**Written task:** Filter for the word "présidence" and keep each matching line.

::: Entries

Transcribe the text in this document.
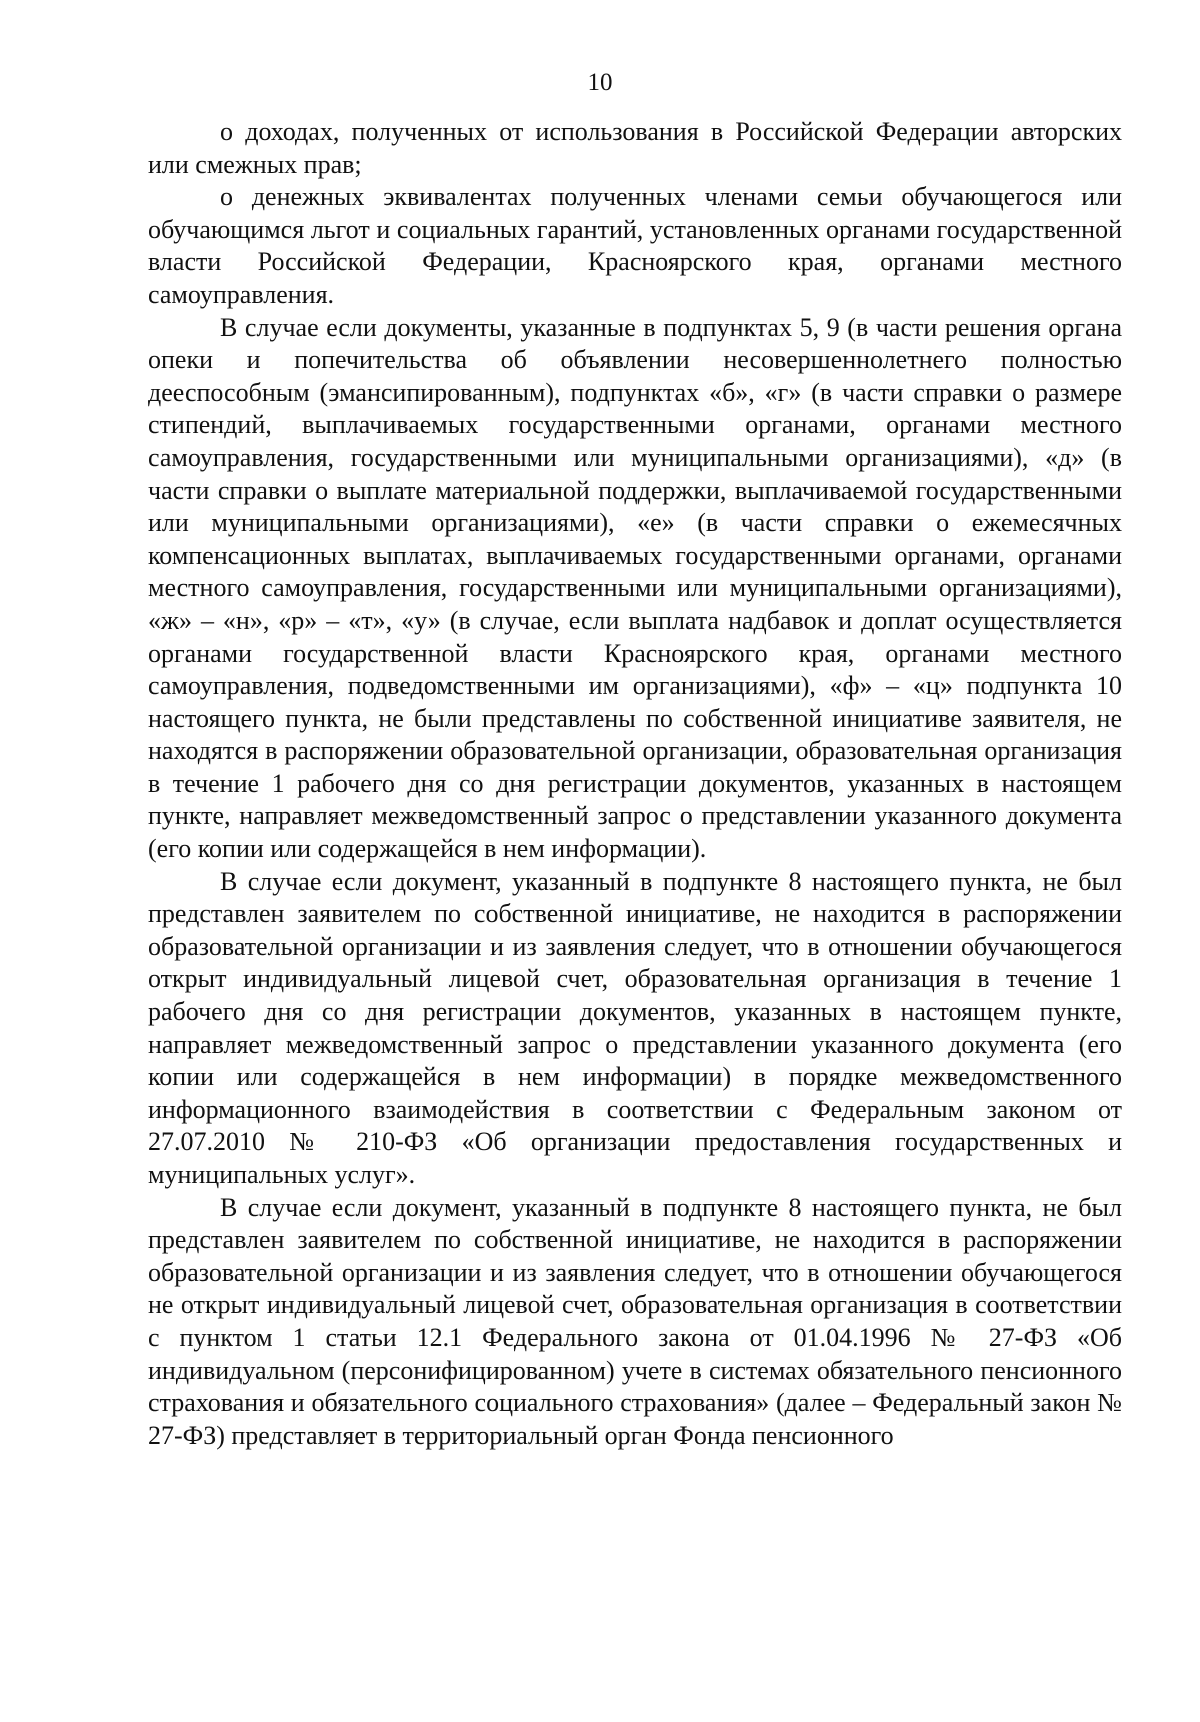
10

о доходах, полученных от использования в Российской Федерации авторских или смежных прав;

о денежных эквивалентах полученных членами семьи обучающегося или обучающимся льгот и социальных гарантий, установленных органами государственной власти Российской Федерации, Красноярского края, органами местного самоуправления.

В случае если документы, указанные в подпунктах 5, 9 (в части решения органа опеки и попечительства об объявлении несовершеннолетнего полностью дееспособным (эмансипированным), подпунктах «б», «г» (в части справки о размере стипендий, выплачиваемых государственными органами, органами местного самоуправления, государственными или муниципальными организациями), «д» (в части справки о выплате материальной поддержки, выплачиваемой государственными или муниципальными организациями), «е» (в части справки о ежемесячных компенсационных выплатах, выплачиваемых государственными органами, органами местного самоуправления, государственными или муниципальными организациями), «ж» – «н», «р» – «т», «у» (в случае, если выплата надбавок и доплат осуществляется органами государственной власти Красноярского края, органами местного самоуправления, подведомственными им организациями), «ф» – «ц» подпункта 10 настоящего пункта, не были представлены по собственной инициативе заявителя, не находятся в распоряжении образовательной организации, образовательная организация в течение 1 рабочего дня со дня регистрации документов, указанных в настоящем пункте, направляет межведомственный запрос о представлении указанного документа (его копии или содержащейся в нем информации).

В случае если документ, указанный в подпункте 8 настоящего пункта, не был представлен заявителем по собственной инициативе, не находится в распоряжении образовательной организации и из заявления следует, что в отношении обучающегося открыт индивидуальный лицевой счет, образовательная организация в течение 1 рабочего дня со дня регистрации документов, указанных в настоящем пункте, направляет межведомственный запрос о представлении указанного документа (его копии или содержащейся в нем информации) в порядке межведомственного информационного взаимодействия в соответствии с Федеральным законом от 27.07.2010 № 210-ФЗ «Об организации предоставления государственных и муниципальных услуг».

В случае если документ, указанный в подпункте 8 настоящего пункта, не был представлен заявителем по собственной инициативе, не находится в распоряжении образовательной организации и из заявления следует, что в отношении обучающегося не открыт индивидуальный лицевой счет, образовательная организация в соответствии с пунктом 1 статьи 12.1 Федерального закона от 01.04.1996 № 27-ФЗ «Об индивидуальном (персонифицированном) учете в системах обязательного пенсионного страхования и обязательного социального страхования» (далее – Федеральный закон № 27-ФЗ) представляет в территориальный орган Фонда пенсионного
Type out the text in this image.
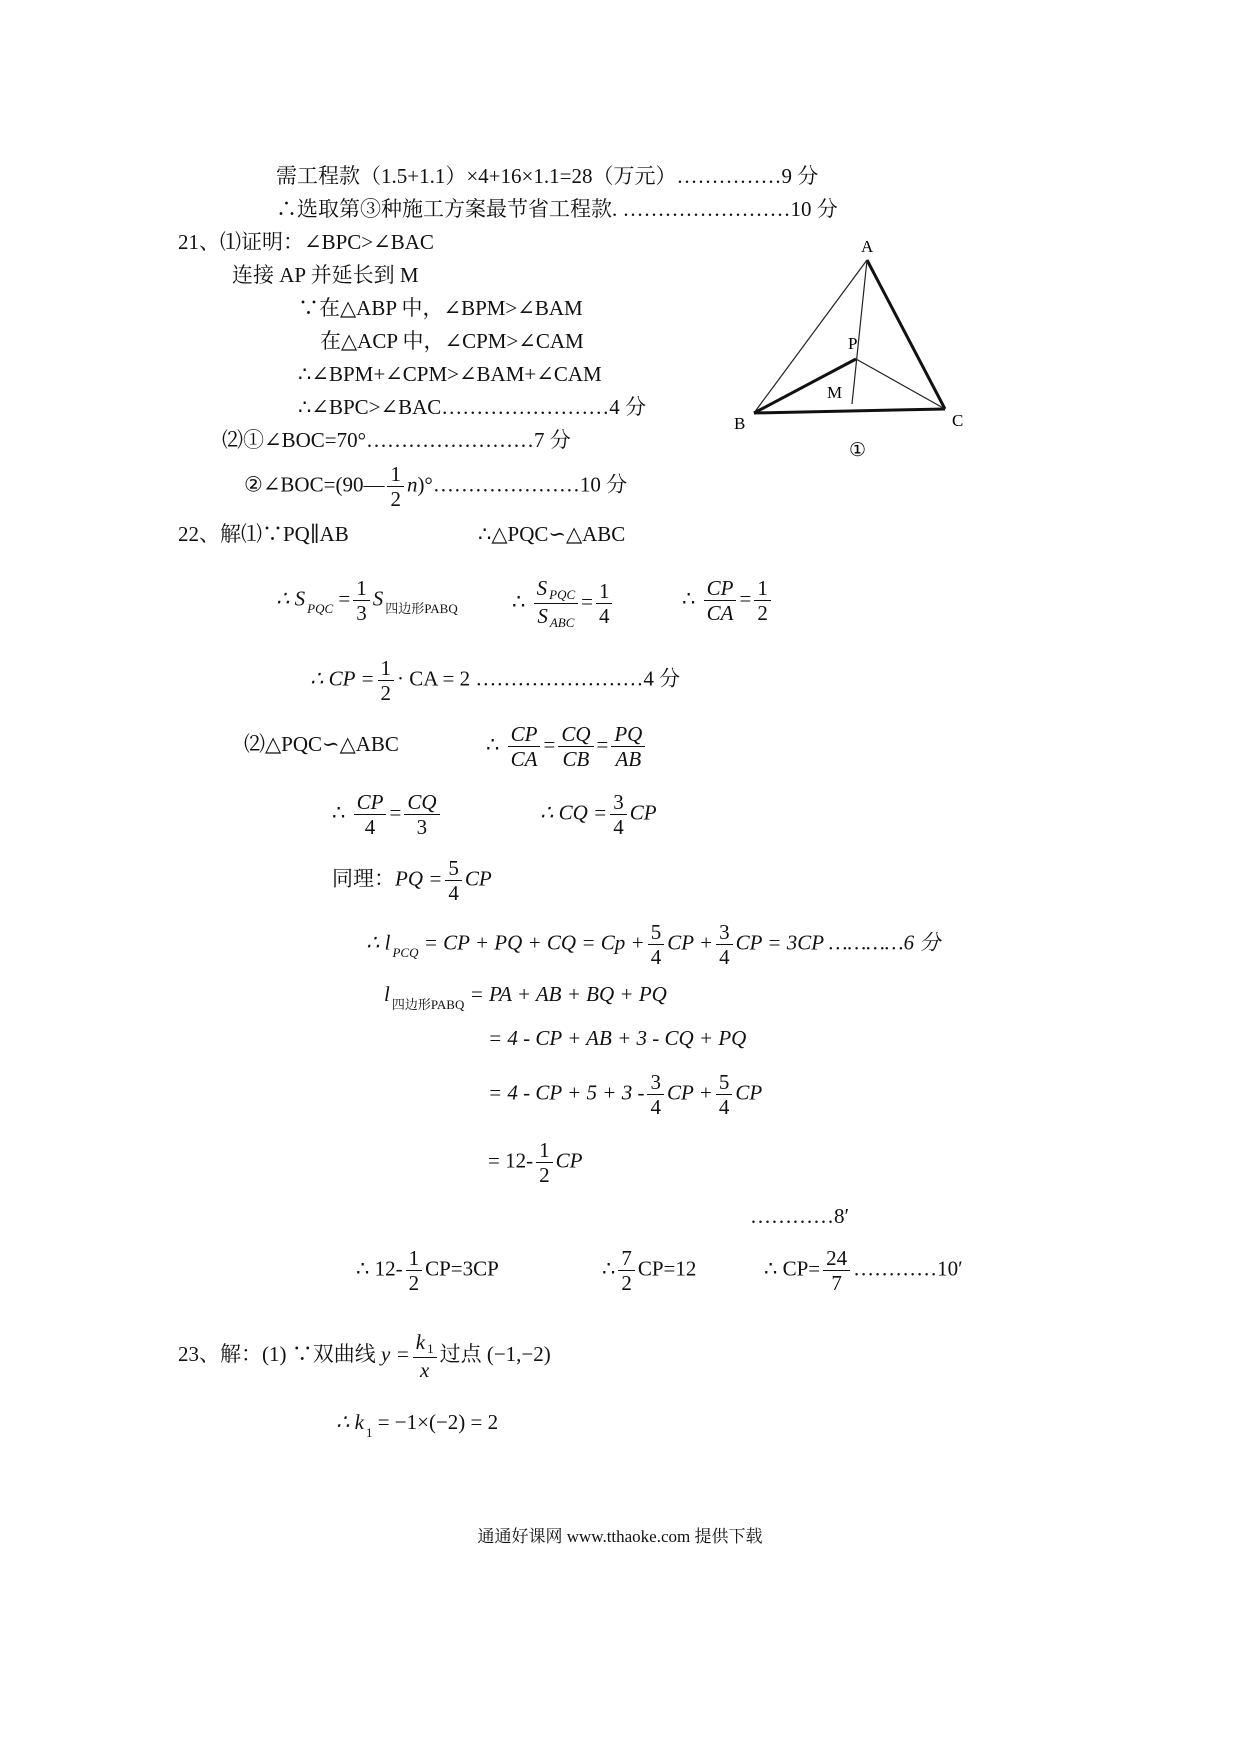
需工程款（1.5+1.1）×4+16×1.1=28（万元）……………9 分
∴选取第③种施工方案最节省工程款. ……………………10 分
21、⑴证明：∠BPC>∠BAC
连接 AP 并延长到 M
∵在△ABP 中，∠BPM>∠BAM
在△ACP 中，∠CPM>∠CAM
∴∠BPM+∠CPM>∠BAM+∠CAM
∴∠BPC>∠BAC……………………4 分
⑵①∠BOC=70°……………………7 分
②∠BOC=(90— $\frac{1}{2}$ n)°…………………10 分
A
B	C
P
M
①
22、解⑴∵PQ∥AB	∴△PQC∽△ABC
∴ S $_{PQC} = \frac{1}{3}$ S $_{四边形PABQ}$	∴ $\frac{\text{S PQC}}{\text{S ABC}} = \frac{1}{4}$	∴ $\frac{CP}{CA} = \frac{1}{2}$
∴ CP = $\frac{1}{2}$ · CA = 2 ……………………4 分
⑵△PQC∽△ABC	∴ $\frac{CP}{CA} = \frac{CQ}{CB} = \frac{PQ}{AB}$
∴ $\frac{CP}{4} = \frac{CQ}{3}$	∴ CQ = $\frac{3}{4}$ CP
同理：PQ = $\frac{5}{4}$ CP
∴ l $_{PCQ}$ = CP + PQ + CQ = $Cp + \frac{5}{4}$ CP + $\frac{3}{4}$ CP = 3CP …………6 分
l $_{四边形PABQ}$ = PA + AB + BQ + PQ
= 4 - CP + AB + 3 - CQ + PQ
= 4 - CP + $5 + 3 - \frac{3}{4}$ CP + $\frac{5}{4}$ CP
= $12- \frac{1}{2}$ CP
…………8′
∴ $12- \frac{1}{2} CP=3CP$	∴ $\frac{7}{2} CP=12$	∴ $CP= \frac{24}{7}$ …………10′
23、解：(1) ∵双曲线 $y = \frac{k 1}{x}$ 过点 (−1,−2)
∴ k $_1$ = −1×(−2) = 2
通通好课网 www.tthaoke.com 提供下载
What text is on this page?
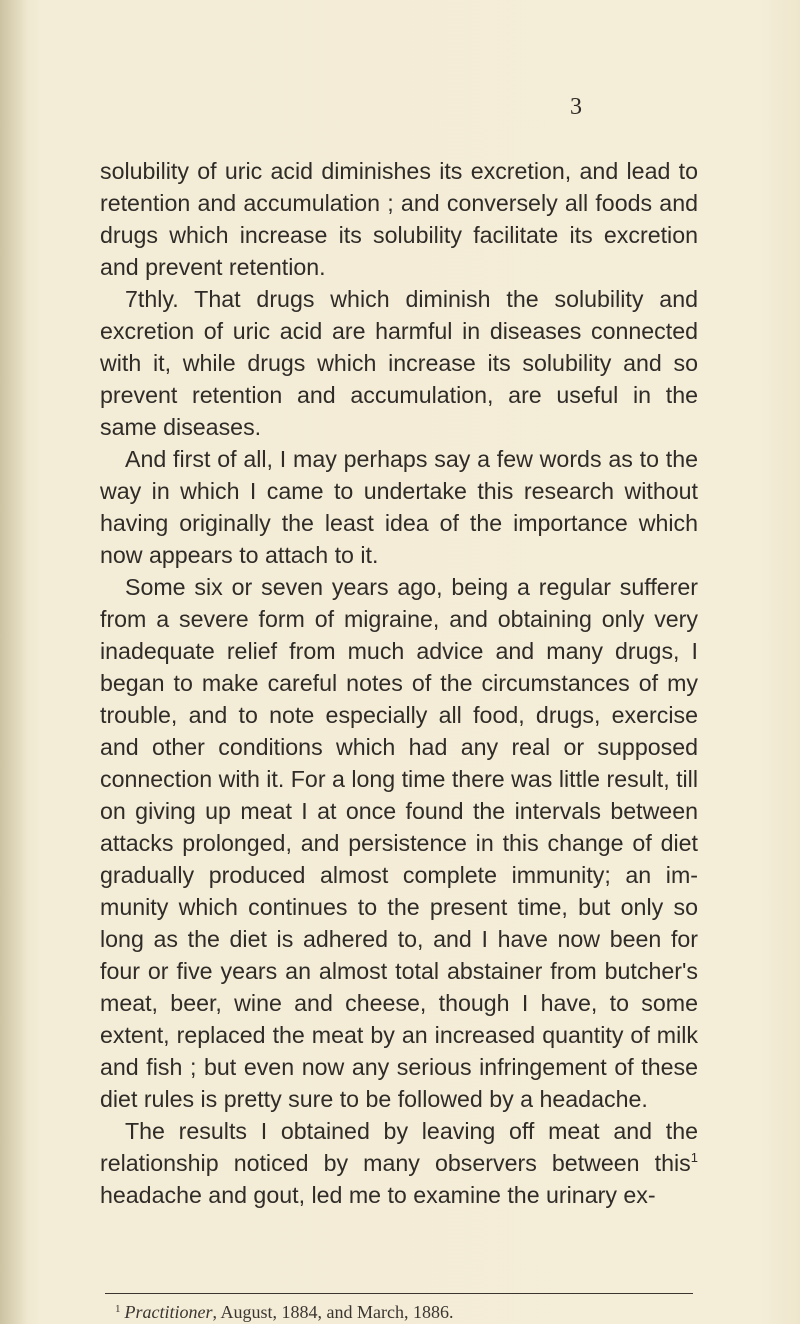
3

solubility of uric acid diminishes its excretion, and lead to retention and accumulation ; and conversely all foods and drugs which increase its solubility facilitate its excretion and prevent retention.

7thly. That drugs which diminish the solubility and excretion of uric acid are harmful in diseases connected with it, while drugs which increase its solubility and so prevent retention and accumulation, are useful in the same diseases.

And first of all, I may perhaps say a few words as to the way in which I came to undertake this research without having originally the least idea of the importance which now appears to attach to it.

Some six or seven years ago, being a regular sufferer from a severe form of migraine, and obtaining only very inadequate relief from much advice and many drugs, I began to make careful notes of the circumstances of my trouble, and to note especially all food, drugs, exercise and other conditions which had any real or supposed connection with it. For a long time there was little result, till on giving up meat I at once found the intervals between attacks prolonged, and persistence in this change of diet gradually produced almost complete immunity; an im- munity which continues to the present time, but only so long as the diet is adhered to, and I have now been for four or five years an almost total abstainer from butcher's meat, beer, wine and cheese, though I have, to some extent, replaced the meat by an increased quantity of milk and fish ; but even now any serious infringement of these diet rules is pretty sure to be followed by a headache.

The results I obtained by leaving off meat and the relationship noticed by many observers between this$^1$ headache and gout, led me to examine the urinary ex-

$^1$ Practitioner, August, 1884, and March, 1886.
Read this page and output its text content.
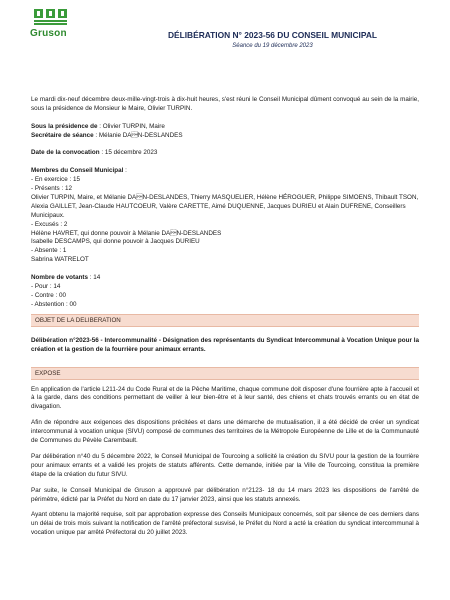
Gruson	DÉLIBÉRATION N° 2023-56 DU CONSEIL MUNICIPAL
Séance du 19 décembre 2023

Le mardi dix-neuf décembre deux-mille-vingt-trois à dix-huit heures, s'est réuni le Conseil Municipal dûment convoqué au sein de la mairie, sous la présidence de Monsieur le Maire, Olivier TURPIN.

Sous la présidence de : Olivier TURPIN, Maire

Secrétaire de séance : Mélanie DAN-DESLANDES

Date de la convocation : 15 décembre 2023

Membres du Conseil Municipal :

- En exercice : 15

- Présents : 12

Olivier TURPIN, Maire, et Mélanie DAN-DESLANDES, Thierry MASQUELIER, Hélène HÉROGUER, Philippe SIMOENS, Thibault TSON, Alexia GAILLET, Jean-Claude HAUTCOEUR, Valère CARETTE, Aimé DUQUENNE, Jacques DURIEU et Alain DUFRENE, Conseillers Municipaux.

- Excusés : 2

Hélène HAVRET, qui donne pouvoir à Mélanie DAN-DESLANDES

Isabelle DESCAMPS, qui donne pouvoir à Jacques DURIEU

- Absente : 1

Sabrina WATRELOT

Nombre de votants : 14

- Pour : 14

- Contre : 00

- Abstention : 00

OBJET DE LA DELIBERATION

Délibération n°2023-56 - Intercommunalité - Désignation des représentants du Syndicat Intercommunal à Vocation Unique pour la création et la gestion de la fourrière pour animaux errants.

EXPOSE

En application de l'article L211-24 du Code Rural et de la Pêche Maritime, chaque commune doit disposer d'une fourrière apte à l'accueil et à la garde, dans des conditions permettant de veiller à leur bien-être et à leur santé, des chiens et chats trouvés errants ou en état de divagation.

Afin de répondre aux exigences des dispositions précitées et dans une démarche de mutualisation, il a été décidé de créer un syndicat intercommunal à vocation unique (SIVU) composé de communes des territoires de la Métropole Européenne de Lille et de la Communauté de Communes du Pévèle Carembault.

Par délibération n°40 du 5 décembre 2022, le Conseil Municipal de Tourcoing a sollicité la création du SIVU pour la gestion de la fourrière pour animaux errants et a validé les projets de statuts afférents. Cette demande, initiée par la Ville de Tourcoing, constitua la première étape de la création du futur SIVU.

Par suite, le Conseil Municipal de Gruson a approuvé par délibération n°2123- 18 du 14 mars 2023 les dispositions de l'arrêté de périmètre, édicté par la Préfet du Nord en date du 17 janvier 2023, ainsi que les statuts annexés.

Ayant obtenu la majorité requise, soit par approbation expresse des Conseils Municipaux concernés, soit par silence de ces derniers dans un délai de trois mois suivant la notification de l'arrêté préfectoral susvisé, le Préfet du Nord a acté la création du syndicat intercommunal à vocation unique par arrêté Préfectoral du 20 juillet 2023.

::::::

**Written answer:**
Le mardi dix-neuf décembre deux-mille-vingt-trois à dix-huit heures, s'est réuni le Conseil Municipal dûment convoqué au sein de la mairie, sous la présidence de Monsieur le Maire, Olivier TURPIN.
Sous la présidence de : Olivier TURPIN, Maire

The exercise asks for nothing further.